▶ Task:
Find and copy each line of the records where the string "coordinate" shows up.

┌─ Source records

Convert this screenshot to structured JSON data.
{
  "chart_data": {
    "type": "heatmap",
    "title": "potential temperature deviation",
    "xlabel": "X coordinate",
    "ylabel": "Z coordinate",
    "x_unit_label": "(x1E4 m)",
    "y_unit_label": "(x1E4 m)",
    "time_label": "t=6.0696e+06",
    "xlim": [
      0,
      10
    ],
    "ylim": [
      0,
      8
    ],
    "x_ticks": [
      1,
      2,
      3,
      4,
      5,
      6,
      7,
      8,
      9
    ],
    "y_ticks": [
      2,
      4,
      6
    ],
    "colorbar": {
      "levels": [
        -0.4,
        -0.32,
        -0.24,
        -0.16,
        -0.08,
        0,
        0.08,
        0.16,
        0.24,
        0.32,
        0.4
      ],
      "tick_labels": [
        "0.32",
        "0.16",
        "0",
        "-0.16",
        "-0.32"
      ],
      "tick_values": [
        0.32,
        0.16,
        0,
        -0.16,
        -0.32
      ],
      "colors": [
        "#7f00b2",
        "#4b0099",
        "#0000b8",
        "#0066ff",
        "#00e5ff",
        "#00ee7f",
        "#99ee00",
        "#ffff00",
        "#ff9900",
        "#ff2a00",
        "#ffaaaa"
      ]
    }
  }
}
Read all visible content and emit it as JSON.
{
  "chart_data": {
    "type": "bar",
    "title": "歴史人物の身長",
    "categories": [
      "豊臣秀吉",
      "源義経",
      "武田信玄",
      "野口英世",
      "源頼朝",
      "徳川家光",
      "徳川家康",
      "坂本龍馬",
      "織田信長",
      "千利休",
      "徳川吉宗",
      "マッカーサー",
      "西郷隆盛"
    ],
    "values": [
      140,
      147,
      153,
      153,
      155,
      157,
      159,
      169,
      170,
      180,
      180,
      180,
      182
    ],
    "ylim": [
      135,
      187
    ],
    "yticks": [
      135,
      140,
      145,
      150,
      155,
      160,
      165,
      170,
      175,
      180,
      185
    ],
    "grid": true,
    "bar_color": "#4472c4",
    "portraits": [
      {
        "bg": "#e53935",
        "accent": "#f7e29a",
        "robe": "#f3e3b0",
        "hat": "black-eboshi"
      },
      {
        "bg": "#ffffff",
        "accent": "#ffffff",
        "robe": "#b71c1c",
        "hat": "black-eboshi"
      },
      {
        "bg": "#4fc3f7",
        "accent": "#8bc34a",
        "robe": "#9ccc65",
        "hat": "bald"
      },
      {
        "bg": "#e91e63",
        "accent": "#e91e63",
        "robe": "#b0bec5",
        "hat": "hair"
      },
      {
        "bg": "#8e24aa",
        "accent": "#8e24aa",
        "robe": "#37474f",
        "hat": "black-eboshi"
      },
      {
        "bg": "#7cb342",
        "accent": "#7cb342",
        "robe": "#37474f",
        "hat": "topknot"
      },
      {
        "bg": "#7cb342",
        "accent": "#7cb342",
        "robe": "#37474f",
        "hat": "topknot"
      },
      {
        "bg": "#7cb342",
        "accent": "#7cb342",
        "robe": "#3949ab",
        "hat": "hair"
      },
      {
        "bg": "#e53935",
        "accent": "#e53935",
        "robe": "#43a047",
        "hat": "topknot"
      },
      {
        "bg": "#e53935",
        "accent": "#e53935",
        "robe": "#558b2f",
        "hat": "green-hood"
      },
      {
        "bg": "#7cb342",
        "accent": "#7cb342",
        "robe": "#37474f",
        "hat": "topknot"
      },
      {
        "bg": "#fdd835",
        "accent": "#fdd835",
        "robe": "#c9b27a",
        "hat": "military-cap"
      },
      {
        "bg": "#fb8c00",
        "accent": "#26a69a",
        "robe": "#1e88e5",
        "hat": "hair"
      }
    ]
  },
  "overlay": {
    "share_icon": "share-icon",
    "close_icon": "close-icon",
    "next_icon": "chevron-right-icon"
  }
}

└─

▶ Task response:
    "xlabel": "X coordinate",
    "ylabel": "Z coordinate",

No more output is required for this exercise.